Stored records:

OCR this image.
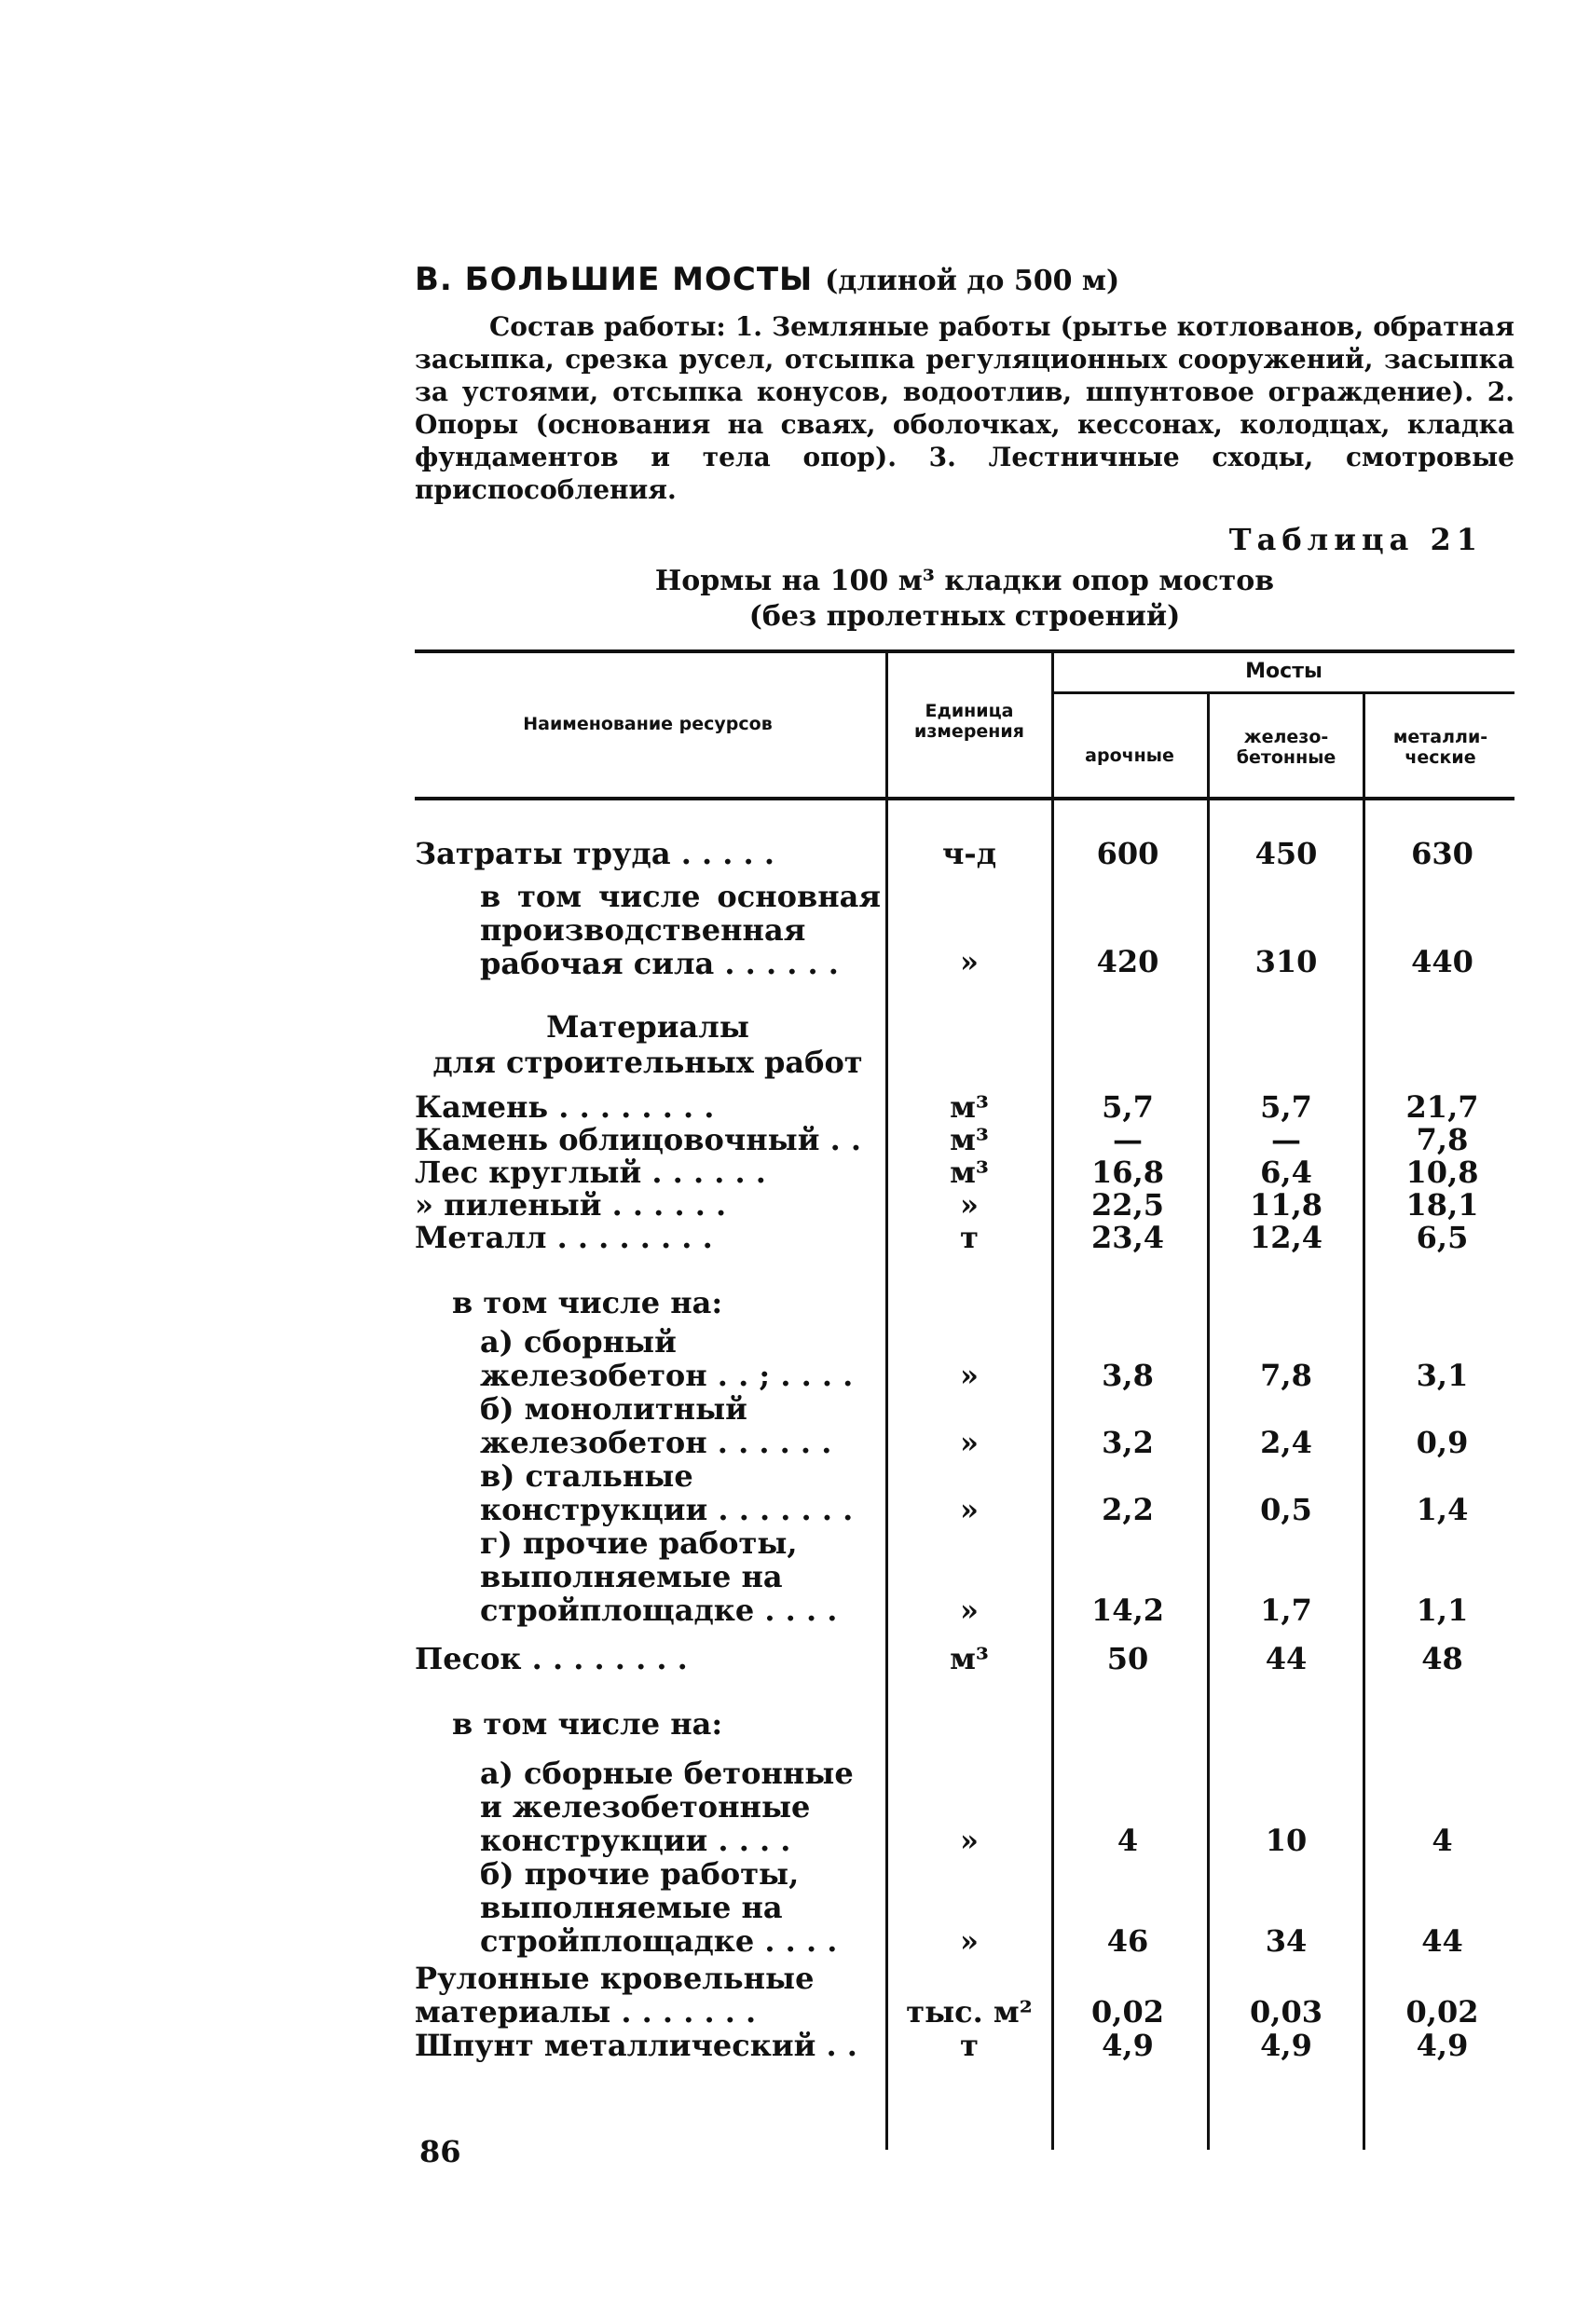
В. БОЛЬШИЕ МОСТЫ (длиной до 500 м)
Состав работы: 1. Земляные работы (рытье котлованов, обратная засыпка, срезка русел, отсыпка регуляционных сооружений, засыпка за устоями, отсыпка конусов, водоотлив, шпунтовое ограждение). 2. Опоры (основания на сваях, оболочках, кессонах, колодцах, кладка фундаментов и тела опор). 3. Лестничные сходы, смотровые приспособления.
Таблица 21
Нормы на 100 м³ кладки опор мостов
(без пролетных строений)
Наименование ресурсов
Единица измерения
Мосты
арочные
железо-бетонные
металли-ческие
Затраты труда . . . . .	ч-д	600	450	630
в том числе основная производственная рабочая сила . . . . . .	»	420	310	440
Материалы
для строительных работ
Камень . . . . . . . .	м³	5,7	5,7	21,7
Камень облицовочный . .	м³	—	—	7,8
Лес круглый . . . . . .	м³	16,8	6,4	10,8
» пиленый . . . . . .	»	22,5	11,8	18,1
Металл . . . . . . . .	т	23,4	12,4	6,5
в том числе на:
а) сборный железобетон . . ; . . . .	»	3,8	7,8	3,1
б) монолитный железобетон . . . . . .	»	3,2	2,4	0,9
в) стальные конструкции . . . . . . .	»	2,2	0,5	1,4
г) прочие работы, выполняемые на стройплощадке . . . .	»	14,2	1,7	1,1
Песок . . . . . . . .	м³	50	44	48
в том числе на:
а) сборные бетонные и железобетонные конструкции . . . .	»	4	10	4
б) прочие работы, выполняемые на стройплощадке . . . .	»	46	34	44
Рулонные кровельные материалы . . . . . . .	тыс. м²	0,02	0,03	0,02
Шпунт металлический . .	т	4,9	4,9	4,9
86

== WHAT YOU WILL DO ==
Return to the listing above and set it down exactly, leaving out its pictures.

== EXERCISE RESULT ==
OCR this image.
В. БОЛЬШИЕ МОСТЫ (длиной до 500 м)
Состав работы: 1. Земляные работы (рытье котлованов, обратная засыпка, срезка русел, отсыпка регуляционных сооружений, засыпка за устоями, отсыпка конусов, водоотлив, шпунтовое ограждение). 2. Опоры (основания на сваях, оболочках, кессонах, колодцах, кладка фундаментов и тела опор). 3. Лестничные сходы, смотровые приспособления.
Таблица 21
Нормы на 100 м³ кладки опор мостов
(без пролетных строений)
Наименование ресурсов
Единица измерения
Мосты
арочные
железо-бетонные
металли-ческие
Затраты труда . . . . .	ч-д	600	450	630
в том числе основная производственная рабочая сила . . . . . .	»	420	310	440
Материалы
для строительных работ
Камень . . . . . . . .	м³	5,7	5,7	21,7
Камень облицовочный . .	м³	—	—	7,8
Лес круглый . . . . . .	м³	16,8	6,4	10,8
» пиленый . . . . . .	»	22,5	11,8	18,1
Металл . . . . . . . .	т	23,4	12,4	6,5
в том числе на:
а) сборный железобетон . . ; . . . .	»	3,8	7,8	3,1
б) монолитный железобетон . . . . . .	»	3,2	2,4	0,9
в) стальные конструкции . . . . . . .	»	2,2	0,5	1,4
г) прочие работы, выполняемые на стройплощадке . . . .	»	14,2	1,7	1,1
Песок . . . . . . . .	м³	50	44	48
в том числе на:
а) сборные бетонные и железобетонные конструкции . . . .	»	4	10	4
б) прочие работы, выполняемые на стройплощадке . . . .	»	46	34	44
Рулонные кровельные материалы . . . . . . .	тыс. м²	0,02	0,03	0,02
Шпунт металлический . .	т	4,9	4,9	4,9
86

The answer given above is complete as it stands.